===== Entries supplied

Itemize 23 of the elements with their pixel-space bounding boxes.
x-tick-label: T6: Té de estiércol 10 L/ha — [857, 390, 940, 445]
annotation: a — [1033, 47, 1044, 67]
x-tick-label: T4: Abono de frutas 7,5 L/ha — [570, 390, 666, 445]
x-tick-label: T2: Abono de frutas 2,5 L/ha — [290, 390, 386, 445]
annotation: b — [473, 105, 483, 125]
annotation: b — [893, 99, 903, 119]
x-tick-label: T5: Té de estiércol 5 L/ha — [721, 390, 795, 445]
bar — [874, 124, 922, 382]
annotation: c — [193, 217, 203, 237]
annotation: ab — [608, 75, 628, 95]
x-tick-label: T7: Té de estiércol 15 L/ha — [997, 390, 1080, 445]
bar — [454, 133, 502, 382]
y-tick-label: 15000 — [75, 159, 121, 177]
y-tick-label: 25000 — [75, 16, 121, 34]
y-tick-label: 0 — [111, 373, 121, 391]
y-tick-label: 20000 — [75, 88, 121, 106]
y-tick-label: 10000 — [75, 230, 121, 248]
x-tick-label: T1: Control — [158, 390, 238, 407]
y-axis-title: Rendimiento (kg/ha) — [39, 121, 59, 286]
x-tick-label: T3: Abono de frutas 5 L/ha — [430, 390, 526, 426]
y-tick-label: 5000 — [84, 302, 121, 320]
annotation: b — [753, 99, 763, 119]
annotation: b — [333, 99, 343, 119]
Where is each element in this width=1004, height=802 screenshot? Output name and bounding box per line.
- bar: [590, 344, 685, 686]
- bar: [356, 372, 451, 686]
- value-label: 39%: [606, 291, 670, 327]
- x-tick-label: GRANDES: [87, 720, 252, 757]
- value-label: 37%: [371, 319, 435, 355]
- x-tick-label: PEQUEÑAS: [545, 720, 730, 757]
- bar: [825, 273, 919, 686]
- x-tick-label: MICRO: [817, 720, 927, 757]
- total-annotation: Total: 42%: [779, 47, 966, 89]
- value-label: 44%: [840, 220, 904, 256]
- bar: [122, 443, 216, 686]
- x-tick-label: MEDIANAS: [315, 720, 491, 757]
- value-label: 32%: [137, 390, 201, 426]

==========

Copy word for word the lines of the records above, from the first line through the line containing "x-tick-label: T4: Abono", including both.

Exercise answer
Itemize 23 of the elements with their pixel-space bounding boxes.
x-tick-label: T6: Té de estiércol 10 L/ha — [857, 390, 940, 445]
annotation: a — [1033, 47, 1044, 67]
x-tick-label: T4: Abono de frutas 7,5 L/ha — [570, 390, 666, 445]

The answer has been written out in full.